| EXERCISE AIM |
Search the entries below. Return every line that has "existe" in it.

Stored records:
---*---

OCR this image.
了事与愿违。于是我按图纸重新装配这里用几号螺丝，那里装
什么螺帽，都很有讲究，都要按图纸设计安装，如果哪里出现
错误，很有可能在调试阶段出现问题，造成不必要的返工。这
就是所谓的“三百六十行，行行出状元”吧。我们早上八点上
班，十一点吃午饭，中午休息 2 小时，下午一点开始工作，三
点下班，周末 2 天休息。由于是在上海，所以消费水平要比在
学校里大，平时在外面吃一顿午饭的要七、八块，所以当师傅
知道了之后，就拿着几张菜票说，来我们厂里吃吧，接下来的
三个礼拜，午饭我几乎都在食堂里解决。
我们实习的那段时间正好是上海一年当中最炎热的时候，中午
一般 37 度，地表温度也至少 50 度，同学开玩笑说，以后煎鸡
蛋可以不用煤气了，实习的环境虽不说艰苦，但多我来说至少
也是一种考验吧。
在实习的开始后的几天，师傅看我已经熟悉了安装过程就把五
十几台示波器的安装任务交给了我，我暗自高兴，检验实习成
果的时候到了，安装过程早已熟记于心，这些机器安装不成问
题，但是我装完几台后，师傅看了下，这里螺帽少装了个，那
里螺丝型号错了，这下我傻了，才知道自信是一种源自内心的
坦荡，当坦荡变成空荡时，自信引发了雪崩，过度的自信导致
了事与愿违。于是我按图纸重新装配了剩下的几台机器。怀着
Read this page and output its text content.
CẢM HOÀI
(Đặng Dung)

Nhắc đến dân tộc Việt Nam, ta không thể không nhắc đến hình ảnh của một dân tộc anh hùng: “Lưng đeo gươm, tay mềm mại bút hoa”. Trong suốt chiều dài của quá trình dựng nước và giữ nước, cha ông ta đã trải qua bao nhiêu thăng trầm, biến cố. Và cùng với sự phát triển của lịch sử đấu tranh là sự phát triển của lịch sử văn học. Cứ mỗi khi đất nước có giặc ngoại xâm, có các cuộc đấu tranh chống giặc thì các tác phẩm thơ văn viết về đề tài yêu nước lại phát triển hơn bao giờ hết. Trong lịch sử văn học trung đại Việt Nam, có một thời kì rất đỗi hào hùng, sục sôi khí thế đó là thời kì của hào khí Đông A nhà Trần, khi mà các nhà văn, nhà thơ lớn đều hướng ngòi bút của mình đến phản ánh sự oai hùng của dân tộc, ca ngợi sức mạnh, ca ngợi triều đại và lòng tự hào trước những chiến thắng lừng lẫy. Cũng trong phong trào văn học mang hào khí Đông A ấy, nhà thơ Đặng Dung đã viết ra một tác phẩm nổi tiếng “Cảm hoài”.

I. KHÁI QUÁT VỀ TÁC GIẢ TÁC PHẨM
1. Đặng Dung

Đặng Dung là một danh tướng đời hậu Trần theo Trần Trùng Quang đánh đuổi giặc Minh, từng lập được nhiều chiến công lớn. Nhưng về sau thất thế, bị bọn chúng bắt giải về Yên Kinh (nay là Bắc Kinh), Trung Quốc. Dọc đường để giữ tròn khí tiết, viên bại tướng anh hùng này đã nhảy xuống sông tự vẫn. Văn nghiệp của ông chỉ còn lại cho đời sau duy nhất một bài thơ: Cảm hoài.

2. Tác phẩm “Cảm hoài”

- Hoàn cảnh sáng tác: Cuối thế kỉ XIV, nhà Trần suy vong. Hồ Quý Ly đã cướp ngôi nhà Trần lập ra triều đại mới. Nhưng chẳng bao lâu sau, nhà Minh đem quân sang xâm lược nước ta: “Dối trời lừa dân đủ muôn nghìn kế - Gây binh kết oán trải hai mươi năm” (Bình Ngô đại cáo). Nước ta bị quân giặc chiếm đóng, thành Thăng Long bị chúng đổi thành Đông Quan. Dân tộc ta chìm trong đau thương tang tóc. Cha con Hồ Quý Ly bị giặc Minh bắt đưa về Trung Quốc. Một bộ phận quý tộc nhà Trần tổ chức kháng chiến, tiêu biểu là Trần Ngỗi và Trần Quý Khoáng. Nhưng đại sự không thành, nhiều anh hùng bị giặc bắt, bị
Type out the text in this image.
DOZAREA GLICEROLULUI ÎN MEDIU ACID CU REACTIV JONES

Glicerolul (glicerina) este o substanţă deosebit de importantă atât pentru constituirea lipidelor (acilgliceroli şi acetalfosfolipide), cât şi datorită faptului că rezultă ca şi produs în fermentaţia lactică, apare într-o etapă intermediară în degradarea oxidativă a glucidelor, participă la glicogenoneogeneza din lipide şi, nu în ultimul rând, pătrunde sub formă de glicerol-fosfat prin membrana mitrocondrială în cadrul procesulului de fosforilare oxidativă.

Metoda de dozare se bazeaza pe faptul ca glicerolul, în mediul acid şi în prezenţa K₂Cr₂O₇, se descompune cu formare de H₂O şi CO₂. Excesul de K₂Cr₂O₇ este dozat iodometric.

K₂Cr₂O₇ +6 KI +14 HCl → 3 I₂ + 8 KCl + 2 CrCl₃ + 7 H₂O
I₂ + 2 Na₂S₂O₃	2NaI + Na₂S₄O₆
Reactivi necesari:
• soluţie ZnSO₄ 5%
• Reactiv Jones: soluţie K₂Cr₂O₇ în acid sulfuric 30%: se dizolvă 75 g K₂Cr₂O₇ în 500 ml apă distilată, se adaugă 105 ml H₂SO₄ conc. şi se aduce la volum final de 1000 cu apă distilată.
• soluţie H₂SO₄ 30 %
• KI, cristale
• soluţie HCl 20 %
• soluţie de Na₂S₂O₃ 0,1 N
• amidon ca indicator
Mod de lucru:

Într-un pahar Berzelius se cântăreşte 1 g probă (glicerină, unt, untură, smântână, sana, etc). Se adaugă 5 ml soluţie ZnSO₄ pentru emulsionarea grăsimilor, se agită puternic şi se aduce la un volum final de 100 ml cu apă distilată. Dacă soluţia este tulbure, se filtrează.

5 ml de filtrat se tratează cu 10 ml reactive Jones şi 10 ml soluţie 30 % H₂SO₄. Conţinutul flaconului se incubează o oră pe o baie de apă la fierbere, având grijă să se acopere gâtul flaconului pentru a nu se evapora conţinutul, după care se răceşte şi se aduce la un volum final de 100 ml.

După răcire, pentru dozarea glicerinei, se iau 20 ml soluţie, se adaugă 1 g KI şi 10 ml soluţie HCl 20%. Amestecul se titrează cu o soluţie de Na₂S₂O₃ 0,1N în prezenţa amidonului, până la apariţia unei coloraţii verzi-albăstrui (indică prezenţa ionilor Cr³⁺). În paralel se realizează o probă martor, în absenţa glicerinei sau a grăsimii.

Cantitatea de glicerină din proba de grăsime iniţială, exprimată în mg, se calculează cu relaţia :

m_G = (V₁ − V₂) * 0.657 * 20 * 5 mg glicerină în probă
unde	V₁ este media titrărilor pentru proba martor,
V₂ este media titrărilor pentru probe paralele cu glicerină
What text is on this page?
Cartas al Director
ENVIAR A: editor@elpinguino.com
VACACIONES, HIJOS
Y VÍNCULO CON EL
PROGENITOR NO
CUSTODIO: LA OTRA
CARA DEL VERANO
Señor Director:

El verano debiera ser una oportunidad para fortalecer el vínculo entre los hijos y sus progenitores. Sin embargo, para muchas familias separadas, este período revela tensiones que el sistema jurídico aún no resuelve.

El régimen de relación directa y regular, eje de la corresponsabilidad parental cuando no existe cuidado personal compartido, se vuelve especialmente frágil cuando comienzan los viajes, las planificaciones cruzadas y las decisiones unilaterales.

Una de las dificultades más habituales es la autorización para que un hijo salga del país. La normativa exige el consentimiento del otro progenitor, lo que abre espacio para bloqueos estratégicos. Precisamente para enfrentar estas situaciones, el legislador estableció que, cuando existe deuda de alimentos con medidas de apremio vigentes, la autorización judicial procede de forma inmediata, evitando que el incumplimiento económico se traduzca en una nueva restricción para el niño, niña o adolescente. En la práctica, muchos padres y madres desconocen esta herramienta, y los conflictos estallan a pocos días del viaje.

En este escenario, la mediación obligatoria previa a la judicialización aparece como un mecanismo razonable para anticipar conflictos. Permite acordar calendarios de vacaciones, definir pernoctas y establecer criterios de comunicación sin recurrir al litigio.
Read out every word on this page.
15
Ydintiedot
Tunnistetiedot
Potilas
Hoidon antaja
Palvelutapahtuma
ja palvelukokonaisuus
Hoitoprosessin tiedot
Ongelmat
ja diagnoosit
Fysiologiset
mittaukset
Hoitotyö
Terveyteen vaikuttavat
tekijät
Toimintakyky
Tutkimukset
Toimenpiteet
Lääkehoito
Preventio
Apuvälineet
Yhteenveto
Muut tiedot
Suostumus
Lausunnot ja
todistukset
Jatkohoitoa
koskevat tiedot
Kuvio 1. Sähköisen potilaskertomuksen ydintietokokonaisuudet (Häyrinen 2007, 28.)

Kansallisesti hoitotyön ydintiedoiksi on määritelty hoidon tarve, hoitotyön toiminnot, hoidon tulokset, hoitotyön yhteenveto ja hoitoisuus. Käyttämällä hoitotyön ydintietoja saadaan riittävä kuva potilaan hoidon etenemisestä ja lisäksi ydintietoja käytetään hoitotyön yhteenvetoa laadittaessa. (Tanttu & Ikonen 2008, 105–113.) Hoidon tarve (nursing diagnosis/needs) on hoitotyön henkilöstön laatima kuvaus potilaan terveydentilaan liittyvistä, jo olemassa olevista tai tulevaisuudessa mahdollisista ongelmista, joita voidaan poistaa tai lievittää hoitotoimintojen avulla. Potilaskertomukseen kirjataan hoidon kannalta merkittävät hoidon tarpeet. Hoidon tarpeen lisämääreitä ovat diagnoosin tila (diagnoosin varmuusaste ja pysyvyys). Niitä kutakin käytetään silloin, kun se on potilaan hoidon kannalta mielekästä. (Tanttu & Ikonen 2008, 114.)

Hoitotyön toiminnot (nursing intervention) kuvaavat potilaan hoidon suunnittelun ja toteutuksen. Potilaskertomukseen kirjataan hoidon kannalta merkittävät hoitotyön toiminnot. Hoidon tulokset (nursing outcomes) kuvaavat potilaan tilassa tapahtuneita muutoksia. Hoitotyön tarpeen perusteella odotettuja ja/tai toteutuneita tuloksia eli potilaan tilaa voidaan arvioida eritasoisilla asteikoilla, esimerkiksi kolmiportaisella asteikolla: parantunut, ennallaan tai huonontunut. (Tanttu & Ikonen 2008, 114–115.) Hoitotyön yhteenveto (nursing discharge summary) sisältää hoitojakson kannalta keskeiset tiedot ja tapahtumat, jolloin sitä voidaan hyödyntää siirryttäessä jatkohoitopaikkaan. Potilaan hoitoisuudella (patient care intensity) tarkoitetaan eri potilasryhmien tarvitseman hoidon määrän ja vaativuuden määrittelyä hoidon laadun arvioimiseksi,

---*---

| FINISHED ANSWER |
El régimen de relación directa y regular, eje de la corresponsabilidad parental cuando no existe cuidado personal compartido, se vuelve especialmente frágil cuando comienzan los viajes, las planificaciones cruzadas y las decisiones unilaterales.
Una de las dificultades más habituales es la autorización para que un hijo salga del país. La normativa exige el consentimiento del otro progenitor, lo que abre espacio para bloqueos estratégicos. Precisamente para enfrentar estas situaciones, el legislador estableció que, cuando existe deuda de alimentos con medidas de apremio vigentes, la autorización judicial procede de forma inmediata, evitando que el incumplimiento económico se traduzca en una nueva restricción para el niño, niña o adolescente. En la práctica, muchos padres y madres desconocen esta herramienta, y los conflictos estallan a pocos días del viaje.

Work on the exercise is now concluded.